----- Exercise inputs -----

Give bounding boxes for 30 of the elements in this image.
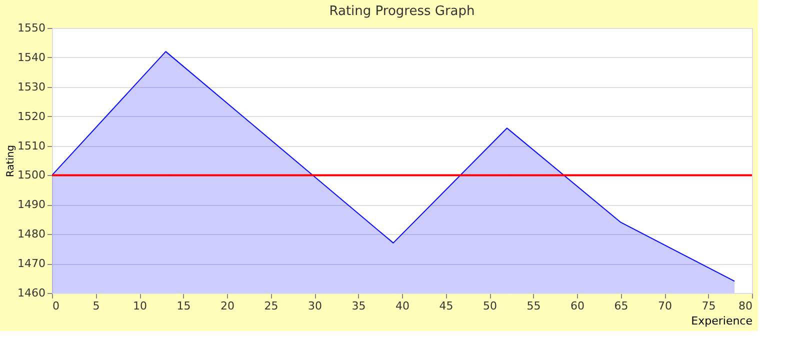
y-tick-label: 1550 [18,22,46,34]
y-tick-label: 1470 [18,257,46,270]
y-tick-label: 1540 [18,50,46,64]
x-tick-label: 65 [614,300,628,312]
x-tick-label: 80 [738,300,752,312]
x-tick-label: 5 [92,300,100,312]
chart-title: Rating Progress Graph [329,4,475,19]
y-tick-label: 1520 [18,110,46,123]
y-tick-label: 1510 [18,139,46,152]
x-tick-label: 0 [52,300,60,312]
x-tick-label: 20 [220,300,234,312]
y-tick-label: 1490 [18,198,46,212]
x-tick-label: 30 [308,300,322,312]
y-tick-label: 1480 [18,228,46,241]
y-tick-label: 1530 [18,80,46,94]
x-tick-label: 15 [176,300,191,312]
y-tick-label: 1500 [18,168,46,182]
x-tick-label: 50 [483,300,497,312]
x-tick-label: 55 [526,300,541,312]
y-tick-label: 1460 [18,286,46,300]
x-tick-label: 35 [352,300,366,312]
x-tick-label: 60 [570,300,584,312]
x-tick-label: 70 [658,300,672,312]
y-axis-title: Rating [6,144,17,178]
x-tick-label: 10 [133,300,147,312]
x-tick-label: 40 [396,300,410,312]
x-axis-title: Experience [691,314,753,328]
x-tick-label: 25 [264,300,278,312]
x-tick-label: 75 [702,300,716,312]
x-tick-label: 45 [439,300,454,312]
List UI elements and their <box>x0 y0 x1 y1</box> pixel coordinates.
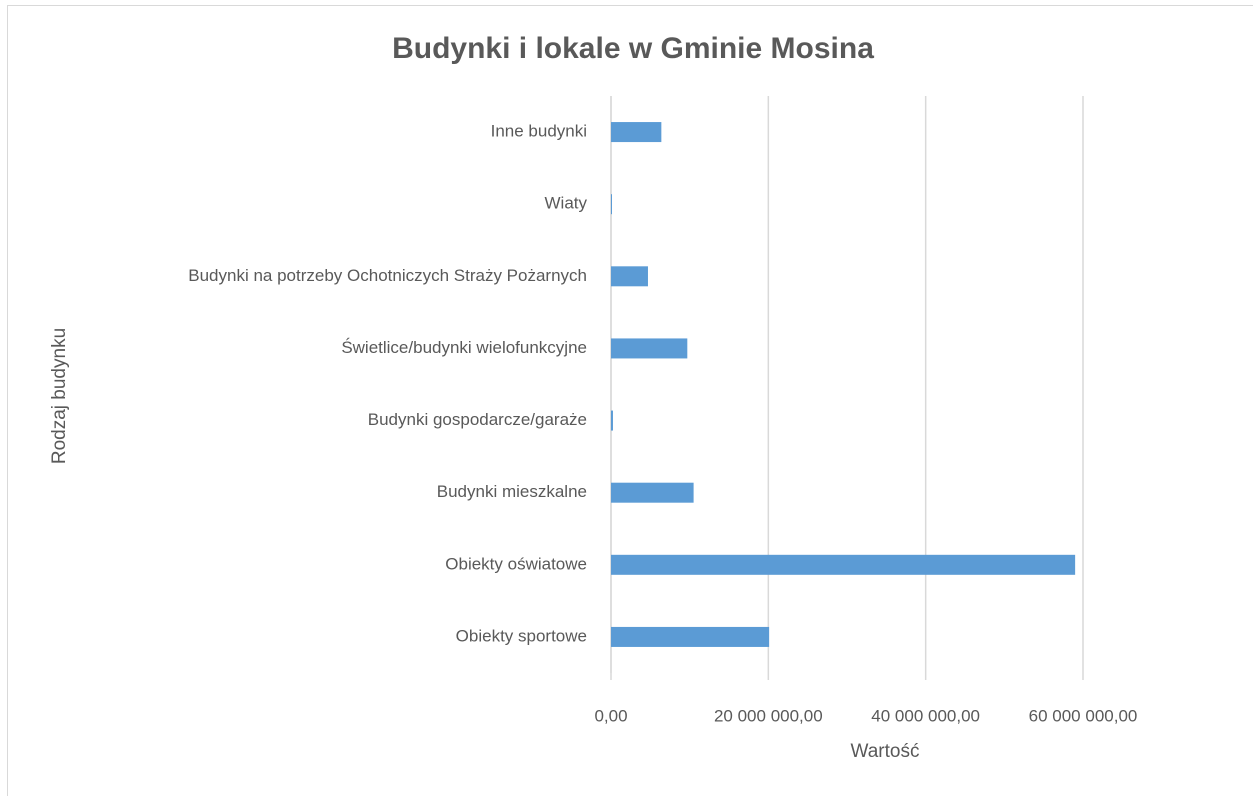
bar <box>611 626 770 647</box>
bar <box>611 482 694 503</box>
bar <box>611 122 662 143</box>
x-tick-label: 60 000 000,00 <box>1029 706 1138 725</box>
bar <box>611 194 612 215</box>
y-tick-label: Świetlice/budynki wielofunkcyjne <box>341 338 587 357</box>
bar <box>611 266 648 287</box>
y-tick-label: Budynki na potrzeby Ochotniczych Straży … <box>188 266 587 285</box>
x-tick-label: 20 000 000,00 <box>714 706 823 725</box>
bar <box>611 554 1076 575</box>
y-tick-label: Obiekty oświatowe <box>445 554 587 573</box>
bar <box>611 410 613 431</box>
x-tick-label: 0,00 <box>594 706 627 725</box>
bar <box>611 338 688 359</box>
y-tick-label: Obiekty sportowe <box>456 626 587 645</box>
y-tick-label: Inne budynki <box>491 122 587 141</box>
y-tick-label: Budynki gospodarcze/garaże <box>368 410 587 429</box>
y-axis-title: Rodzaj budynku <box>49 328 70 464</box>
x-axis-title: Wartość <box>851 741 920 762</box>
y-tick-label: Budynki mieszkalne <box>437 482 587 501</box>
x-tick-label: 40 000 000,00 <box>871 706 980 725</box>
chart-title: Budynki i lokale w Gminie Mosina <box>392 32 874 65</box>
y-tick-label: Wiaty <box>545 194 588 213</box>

-----

What to do: Copy every line of the entries above word for word, leaving out the pictures.

Full solution:
Give bounding boxes for 30 of the elements in this image.
y-tick-label: 1550 [18,22,46,34]
y-tick-label: 1470 [18,257,46,270]
y-tick-label: 1540 [18,50,46,64]
x-tick-label: 65 [614,300,628,312]
x-tick-label: 80 [738,300,752,312]
x-tick-label: 5 [92,300,100,312]
chart-title: Rating Progress Graph [329,4,475,19]
y-tick-label: 1520 [18,110,46,123]
y-tick-label: 1510 [18,139,46,152]
x-tick-label: 0 [52,300,60,312]
x-tick-label: 20 [220,300,234,312]
y-tick-label: 1490 [18,198,46,212]
x-tick-label: 30 [308,300,322,312]
y-tick-label: 1480 [18,228,46,241]
y-tick-label: 1530 [18,80,46,94]
x-tick-label: 15 [176,300,191,312]
y-tick-label: 1500 [18,168,46,182]
x-tick-label: 50 [483,300,497,312]
x-tick-label: 55 [526,300,541,312]
y-tick-label: 1460 [18,286,46,300]
x-tick-label: 35 [352,300,366,312]
x-tick-label: 60 [570,300,584,312]
x-tick-label: 70 [658,300,672,312]
y-axis-title: Rating [6,144,17,178]
x-tick-label: 10 [133,300,147,312]
x-tick-label: 40 [396,300,410,312]
x-axis-title: Experience [691,314,753,328]
x-tick-label: 25 [264,300,278,312]
x-tick-label: 75 [702,300,716,312]
x-tick-label: 45 [439,300,454,312]
List UI elements and their <box>x0 y0 x1 y1</box> pixel coordinates.
bar <box>611 626 770 647</box>
bar <box>611 482 694 503</box>
bar <box>611 122 662 143</box>
x-tick-label: 60 000 000,00 <box>1029 706 1138 725</box>
bar <box>611 194 612 215</box>
y-tick-label: Świetlice/budynki wielofunkcyjne <box>341 338 587 357</box>
bar <box>611 266 648 287</box>
y-tick-label: Budynki na potrzeby Ochotniczych Straży … <box>188 266 587 285</box>
x-tick-label: 20 000 000,00 <box>714 706 823 725</box>
bar <box>611 554 1076 575</box>
y-tick-label: Obiekty oświatowe <box>445 554 587 573</box>
bar <box>611 410 613 431</box>
x-tick-label: 0,00 <box>594 706 627 725</box>
bar <box>611 338 688 359</box>
y-tick-label: Obiekty sportowe <box>456 626 587 645</box>
y-tick-label: Inne budynki <box>491 122 587 141</box>
y-tick-label: Budynki gospodarcze/garaże <box>368 410 587 429</box>
y-axis-title: Rodzaj budynku <box>49 328 70 464</box>
x-axis-title: Wartość <box>851 741 920 762</box>
y-tick-label: Budynki mieszkalne <box>437 482 587 501</box>
x-tick-label: 40 000 000,00 <box>871 706 980 725</box>
chart-title: Budynki i lokale w Gminie Mosina <box>392 32 874 65</box>
y-tick-label: Wiaty <box>545 194 588 213</box>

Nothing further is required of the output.